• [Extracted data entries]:
☆ ☆ ☆ ☆ ☆

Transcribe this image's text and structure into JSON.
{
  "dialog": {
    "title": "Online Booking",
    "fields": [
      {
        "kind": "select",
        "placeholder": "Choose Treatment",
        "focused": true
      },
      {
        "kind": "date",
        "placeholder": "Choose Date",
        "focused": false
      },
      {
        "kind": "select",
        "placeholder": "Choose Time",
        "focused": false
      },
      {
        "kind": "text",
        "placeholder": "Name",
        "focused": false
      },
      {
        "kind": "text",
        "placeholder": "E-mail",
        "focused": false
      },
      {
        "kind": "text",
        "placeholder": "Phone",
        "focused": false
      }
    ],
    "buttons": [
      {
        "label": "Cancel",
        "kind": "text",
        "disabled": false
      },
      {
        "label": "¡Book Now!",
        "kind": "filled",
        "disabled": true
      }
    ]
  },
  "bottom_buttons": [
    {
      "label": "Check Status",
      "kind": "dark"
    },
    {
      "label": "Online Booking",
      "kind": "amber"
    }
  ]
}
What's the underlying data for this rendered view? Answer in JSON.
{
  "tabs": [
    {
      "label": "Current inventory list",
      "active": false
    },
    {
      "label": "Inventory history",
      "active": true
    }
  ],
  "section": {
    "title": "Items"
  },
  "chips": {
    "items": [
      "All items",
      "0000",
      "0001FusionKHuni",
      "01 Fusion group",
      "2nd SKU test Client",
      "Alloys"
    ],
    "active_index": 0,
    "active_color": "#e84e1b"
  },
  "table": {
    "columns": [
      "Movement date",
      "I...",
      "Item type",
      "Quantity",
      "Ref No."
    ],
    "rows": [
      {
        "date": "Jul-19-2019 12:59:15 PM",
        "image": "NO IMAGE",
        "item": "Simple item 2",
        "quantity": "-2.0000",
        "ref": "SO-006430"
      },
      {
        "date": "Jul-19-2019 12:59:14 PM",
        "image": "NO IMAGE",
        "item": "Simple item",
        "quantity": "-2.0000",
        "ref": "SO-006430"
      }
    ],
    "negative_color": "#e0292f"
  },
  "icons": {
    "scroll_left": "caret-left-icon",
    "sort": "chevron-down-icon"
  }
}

☆ ☆ ☆ ☆ ☆

• [EXERCISE DESCRIPTION]: Your task is to reproduce all of the records exactly.

• [TASK OUTPUT]:
Transcribe this image's text and structure into JSON.
{
  "dialog": {
    "title": "Online Booking",
    "fields": [
      {
        "kind": "select",
        "placeholder": "Choose Treatment",
        "focused": true
      },
      {
        "kind": "date",
        "placeholder": "Choose Date",
        "focused": false
      },
      {
        "kind": "select",
        "placeholder": "Choose Time",
        "focused": false
      },
      {
        "kind": "text",
        "placeholder": "Name",
        "focused": false
      },
      {
        "kind": "text",
        "placeholder": "E-mail",
        "focused": false
      },
      {
        "kind": "text",
        "placeholder": "Phone",
        "focused": false
      }
    ],
    "buttons": [
      {
        "label": "Cancel",
        "kind": "text",
        "disabled": false
      },
      {
        "label": "¡Book Now!",
        "kind": "filled",
        "disabled": true
      }
    ]
  },
  "bottom_buttons": [
    {
      "label": "Check Status",
      "kind": "dark"
    },
    {
      "label": "Online Booking",
      "kind": "amber"
    }
  ]
}
What's the underlying data for this rendered view? Answer in JSON.
{
  "tabs": [
    {
      "label": "Current inventory list",
      "active": false
    },
    {
      "label": "Inventory history",
      "active": true
    }
  ],
  "section": {
    "title": "Items"
  },
  "chips": {
    "items": [
      "All items",
      "0000",
      "0001FusionKHuni",
      "01 Fusion group",
      "2nd SKU test Client",
      "Alloys"
    ],
    "active_index": 0,
    "active_color": "#e84e1b"
  },
  "table": {
    "columns": [
      "Movement date",
      "I...",
      "Item type",
      "Quantity",
      "Ref No."
    ],
    "rows": [
      {
        "date": "Jul-19-2019 12:59:15 PM",
        "image": "NO IMAGE",
        "item": "Simple item 2",
        "quantity": "-2.0000",
        "ref": "SO-006430"
      },
      {
        "date": "Jul-19-2019 12:59:14 PM",
        "image": "NO IMAGE",
        "item": "Simple item",
        "quantity": "-2.0000",
        "ref": "SO-006430"
      }
    ],
    "negative_color": "#e0292f"
  },
  "icons": {
    "scroll_left": "caret-left-icon",
    "sort": "chevron-down-icon"
  }
}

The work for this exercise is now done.